## Instructions for the task
State the number of lines below in which the word "kryty" appears. Nothing else belongs in the answer.

## Given data

* * * * * * * * *

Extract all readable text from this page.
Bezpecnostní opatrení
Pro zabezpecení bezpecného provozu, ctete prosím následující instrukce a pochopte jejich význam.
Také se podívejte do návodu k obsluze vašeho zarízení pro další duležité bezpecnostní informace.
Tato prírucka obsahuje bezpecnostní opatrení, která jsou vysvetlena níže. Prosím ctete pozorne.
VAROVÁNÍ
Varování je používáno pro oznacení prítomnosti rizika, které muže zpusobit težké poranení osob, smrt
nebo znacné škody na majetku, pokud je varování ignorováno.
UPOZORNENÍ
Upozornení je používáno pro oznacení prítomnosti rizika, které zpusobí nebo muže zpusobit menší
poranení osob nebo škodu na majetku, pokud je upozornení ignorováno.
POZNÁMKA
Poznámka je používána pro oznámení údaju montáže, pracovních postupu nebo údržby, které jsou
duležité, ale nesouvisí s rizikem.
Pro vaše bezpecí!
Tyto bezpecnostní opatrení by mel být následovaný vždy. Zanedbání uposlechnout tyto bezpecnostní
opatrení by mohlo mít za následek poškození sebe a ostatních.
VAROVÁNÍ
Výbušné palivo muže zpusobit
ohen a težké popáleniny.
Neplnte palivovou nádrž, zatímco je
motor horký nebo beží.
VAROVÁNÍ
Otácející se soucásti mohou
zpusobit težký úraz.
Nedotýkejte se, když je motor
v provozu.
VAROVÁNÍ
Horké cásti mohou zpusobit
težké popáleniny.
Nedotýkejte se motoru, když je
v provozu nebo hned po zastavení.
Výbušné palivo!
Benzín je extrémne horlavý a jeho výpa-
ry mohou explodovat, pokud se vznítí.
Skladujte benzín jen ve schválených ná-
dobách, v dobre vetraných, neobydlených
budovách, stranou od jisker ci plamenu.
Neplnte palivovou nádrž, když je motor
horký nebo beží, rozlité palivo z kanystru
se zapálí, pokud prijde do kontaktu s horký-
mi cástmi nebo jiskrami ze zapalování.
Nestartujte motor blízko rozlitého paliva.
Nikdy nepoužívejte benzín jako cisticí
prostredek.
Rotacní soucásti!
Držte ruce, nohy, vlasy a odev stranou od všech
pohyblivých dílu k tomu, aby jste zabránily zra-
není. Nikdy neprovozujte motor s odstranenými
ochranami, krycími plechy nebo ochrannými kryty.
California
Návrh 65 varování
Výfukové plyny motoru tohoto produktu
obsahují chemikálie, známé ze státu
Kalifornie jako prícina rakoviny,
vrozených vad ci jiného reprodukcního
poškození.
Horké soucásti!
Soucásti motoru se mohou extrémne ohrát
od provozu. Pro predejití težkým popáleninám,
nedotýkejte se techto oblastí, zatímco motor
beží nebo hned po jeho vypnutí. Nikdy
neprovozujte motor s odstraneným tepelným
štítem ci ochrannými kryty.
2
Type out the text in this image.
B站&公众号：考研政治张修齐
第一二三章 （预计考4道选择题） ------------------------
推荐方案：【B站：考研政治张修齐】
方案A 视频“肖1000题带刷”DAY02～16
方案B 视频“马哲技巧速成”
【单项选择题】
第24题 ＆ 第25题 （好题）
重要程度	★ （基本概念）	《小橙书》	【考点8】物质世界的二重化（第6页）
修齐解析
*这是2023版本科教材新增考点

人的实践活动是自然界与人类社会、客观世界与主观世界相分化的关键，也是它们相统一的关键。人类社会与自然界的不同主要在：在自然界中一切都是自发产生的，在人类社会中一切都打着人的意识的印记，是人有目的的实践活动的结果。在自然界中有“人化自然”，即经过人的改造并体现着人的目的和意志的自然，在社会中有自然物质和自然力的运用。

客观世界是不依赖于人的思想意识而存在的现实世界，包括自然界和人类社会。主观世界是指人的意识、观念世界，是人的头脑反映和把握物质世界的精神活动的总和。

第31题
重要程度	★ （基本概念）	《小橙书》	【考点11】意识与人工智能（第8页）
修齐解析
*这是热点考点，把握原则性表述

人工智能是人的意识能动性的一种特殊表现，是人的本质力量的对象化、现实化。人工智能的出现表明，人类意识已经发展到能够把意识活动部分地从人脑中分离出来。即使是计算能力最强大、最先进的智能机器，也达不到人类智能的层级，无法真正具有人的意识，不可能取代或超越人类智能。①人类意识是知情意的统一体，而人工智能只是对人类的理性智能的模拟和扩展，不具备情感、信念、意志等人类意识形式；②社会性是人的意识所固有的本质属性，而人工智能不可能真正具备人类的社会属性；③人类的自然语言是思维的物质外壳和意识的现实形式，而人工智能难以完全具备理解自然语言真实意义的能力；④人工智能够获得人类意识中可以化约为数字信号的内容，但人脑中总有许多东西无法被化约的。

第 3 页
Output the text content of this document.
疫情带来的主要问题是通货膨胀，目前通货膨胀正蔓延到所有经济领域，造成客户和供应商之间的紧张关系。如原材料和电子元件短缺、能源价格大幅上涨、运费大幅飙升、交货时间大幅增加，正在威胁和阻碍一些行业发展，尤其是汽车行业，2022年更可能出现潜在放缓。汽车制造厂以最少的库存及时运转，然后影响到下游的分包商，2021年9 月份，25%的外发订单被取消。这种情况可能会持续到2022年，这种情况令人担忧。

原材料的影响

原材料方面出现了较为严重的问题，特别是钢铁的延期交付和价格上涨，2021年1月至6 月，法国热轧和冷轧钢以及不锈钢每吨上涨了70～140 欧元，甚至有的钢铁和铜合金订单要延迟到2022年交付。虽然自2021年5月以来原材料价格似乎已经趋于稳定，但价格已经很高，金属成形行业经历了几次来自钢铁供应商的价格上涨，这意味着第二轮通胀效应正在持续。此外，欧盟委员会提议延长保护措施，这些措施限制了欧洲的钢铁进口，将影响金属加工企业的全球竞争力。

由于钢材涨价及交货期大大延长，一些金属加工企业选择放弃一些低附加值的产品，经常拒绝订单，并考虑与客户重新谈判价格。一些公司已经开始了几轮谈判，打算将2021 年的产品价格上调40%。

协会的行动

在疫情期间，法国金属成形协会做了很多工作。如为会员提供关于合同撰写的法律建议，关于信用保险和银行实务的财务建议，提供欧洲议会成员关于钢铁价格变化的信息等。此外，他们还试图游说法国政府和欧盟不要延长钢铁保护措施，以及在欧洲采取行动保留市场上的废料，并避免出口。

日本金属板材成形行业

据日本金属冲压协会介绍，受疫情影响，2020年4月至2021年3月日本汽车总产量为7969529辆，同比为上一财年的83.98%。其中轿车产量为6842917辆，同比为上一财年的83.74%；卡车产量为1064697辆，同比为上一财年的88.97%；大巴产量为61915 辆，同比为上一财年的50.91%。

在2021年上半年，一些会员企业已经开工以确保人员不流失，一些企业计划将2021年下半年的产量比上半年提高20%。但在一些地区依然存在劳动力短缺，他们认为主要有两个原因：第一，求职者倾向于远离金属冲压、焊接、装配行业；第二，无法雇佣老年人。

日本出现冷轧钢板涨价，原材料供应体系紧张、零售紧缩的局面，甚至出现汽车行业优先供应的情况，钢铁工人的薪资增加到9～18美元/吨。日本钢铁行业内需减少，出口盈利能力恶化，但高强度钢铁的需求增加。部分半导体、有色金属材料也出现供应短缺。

* * * * * * * * *

## Completed exercise
2